Task requirements: Count up the lines in the following listing that hold the word "rayas", then give only that count.

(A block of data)

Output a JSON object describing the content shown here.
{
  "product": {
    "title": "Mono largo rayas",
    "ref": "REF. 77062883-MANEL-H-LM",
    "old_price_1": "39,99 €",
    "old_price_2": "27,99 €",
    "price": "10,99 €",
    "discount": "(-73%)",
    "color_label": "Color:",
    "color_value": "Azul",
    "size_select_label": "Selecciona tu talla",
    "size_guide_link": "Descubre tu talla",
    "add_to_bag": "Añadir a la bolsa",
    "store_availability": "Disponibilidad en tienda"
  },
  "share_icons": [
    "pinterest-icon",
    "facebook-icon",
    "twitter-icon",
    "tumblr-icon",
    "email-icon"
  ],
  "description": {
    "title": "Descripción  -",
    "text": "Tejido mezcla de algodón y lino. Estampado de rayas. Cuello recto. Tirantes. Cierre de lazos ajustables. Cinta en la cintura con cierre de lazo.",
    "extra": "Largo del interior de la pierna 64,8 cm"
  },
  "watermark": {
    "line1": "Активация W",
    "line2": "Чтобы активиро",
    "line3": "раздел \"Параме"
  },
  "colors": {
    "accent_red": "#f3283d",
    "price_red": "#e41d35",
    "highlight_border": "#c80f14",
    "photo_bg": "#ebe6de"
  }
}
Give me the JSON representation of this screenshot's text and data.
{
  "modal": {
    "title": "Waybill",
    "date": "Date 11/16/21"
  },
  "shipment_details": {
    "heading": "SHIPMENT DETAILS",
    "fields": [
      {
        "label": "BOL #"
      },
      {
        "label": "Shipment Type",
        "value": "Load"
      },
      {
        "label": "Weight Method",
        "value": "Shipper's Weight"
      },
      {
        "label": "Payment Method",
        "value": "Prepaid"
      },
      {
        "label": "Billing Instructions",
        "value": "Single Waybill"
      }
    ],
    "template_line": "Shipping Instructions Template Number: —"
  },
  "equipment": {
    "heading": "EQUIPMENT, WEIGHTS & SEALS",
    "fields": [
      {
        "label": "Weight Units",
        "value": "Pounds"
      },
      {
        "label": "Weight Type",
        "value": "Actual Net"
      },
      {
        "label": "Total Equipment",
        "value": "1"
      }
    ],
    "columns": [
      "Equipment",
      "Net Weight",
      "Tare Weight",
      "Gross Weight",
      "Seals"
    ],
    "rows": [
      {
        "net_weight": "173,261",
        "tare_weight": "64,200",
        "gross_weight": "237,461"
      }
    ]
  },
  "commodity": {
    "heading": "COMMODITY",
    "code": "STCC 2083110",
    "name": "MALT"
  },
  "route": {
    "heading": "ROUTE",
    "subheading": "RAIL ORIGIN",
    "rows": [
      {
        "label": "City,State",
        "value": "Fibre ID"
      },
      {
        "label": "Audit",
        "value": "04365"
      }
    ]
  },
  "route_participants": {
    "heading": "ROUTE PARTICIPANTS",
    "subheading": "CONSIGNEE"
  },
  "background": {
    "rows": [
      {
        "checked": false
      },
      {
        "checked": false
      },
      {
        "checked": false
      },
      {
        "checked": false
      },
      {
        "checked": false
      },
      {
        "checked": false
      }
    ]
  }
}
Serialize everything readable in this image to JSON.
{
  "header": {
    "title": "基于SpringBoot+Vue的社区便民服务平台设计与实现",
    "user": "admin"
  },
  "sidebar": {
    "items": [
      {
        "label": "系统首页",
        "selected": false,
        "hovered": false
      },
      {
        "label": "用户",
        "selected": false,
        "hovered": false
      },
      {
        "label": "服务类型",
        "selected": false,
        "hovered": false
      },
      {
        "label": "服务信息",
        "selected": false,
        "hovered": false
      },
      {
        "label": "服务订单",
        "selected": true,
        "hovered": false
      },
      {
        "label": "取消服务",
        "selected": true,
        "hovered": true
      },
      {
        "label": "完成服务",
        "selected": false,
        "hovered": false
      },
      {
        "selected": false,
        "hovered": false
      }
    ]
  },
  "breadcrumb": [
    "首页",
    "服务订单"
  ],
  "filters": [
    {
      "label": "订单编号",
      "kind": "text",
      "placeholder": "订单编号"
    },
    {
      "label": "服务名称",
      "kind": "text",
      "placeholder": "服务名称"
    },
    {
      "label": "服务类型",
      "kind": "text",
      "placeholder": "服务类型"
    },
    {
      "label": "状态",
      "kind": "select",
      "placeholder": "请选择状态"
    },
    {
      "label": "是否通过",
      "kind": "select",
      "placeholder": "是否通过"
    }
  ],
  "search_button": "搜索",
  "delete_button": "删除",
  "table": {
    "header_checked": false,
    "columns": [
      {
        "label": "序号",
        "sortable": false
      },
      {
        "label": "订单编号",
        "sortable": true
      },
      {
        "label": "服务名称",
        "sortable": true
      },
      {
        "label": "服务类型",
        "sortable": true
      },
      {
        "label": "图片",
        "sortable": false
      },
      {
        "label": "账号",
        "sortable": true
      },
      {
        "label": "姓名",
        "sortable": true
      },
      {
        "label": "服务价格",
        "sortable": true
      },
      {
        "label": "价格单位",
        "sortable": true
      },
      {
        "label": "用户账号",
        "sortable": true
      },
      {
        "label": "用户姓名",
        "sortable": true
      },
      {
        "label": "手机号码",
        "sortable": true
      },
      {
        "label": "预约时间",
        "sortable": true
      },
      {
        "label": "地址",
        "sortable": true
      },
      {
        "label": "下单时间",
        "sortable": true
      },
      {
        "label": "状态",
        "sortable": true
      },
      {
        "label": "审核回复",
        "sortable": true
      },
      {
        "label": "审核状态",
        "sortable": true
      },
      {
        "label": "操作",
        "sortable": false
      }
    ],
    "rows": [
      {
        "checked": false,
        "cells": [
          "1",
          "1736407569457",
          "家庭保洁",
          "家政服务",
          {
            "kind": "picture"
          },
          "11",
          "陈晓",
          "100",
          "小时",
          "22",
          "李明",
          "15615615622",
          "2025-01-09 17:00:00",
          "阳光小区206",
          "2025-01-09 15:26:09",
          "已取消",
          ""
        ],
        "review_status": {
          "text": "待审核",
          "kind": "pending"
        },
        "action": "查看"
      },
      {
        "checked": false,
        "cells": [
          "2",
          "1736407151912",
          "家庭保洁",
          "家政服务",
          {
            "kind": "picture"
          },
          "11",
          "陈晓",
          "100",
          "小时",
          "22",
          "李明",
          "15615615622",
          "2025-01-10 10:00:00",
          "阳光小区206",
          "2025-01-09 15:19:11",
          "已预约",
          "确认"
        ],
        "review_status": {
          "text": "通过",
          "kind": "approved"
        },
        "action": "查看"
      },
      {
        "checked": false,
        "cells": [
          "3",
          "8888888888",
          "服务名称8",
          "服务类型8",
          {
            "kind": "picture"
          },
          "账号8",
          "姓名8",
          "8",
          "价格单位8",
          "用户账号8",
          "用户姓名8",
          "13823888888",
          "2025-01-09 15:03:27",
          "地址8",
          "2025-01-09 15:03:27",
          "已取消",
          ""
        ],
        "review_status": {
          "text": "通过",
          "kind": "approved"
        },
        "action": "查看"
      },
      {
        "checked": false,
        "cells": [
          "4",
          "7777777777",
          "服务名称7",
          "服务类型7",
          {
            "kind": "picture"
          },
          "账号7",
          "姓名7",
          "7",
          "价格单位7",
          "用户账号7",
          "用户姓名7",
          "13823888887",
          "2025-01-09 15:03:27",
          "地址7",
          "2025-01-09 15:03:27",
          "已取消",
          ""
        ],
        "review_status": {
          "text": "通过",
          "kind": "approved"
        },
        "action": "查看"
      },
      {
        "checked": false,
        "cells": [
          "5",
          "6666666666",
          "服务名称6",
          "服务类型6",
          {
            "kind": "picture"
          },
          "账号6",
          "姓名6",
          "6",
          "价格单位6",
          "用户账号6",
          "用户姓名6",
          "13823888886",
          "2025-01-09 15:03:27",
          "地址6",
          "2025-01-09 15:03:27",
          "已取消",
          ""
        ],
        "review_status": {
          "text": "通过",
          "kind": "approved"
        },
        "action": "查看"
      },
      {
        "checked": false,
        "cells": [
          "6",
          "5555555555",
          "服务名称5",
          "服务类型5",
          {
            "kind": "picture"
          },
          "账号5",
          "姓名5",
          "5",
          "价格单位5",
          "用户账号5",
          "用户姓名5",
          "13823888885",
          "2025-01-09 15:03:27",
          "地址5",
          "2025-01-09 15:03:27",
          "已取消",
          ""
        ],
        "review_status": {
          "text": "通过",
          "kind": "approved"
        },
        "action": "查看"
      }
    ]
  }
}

Right answer: 2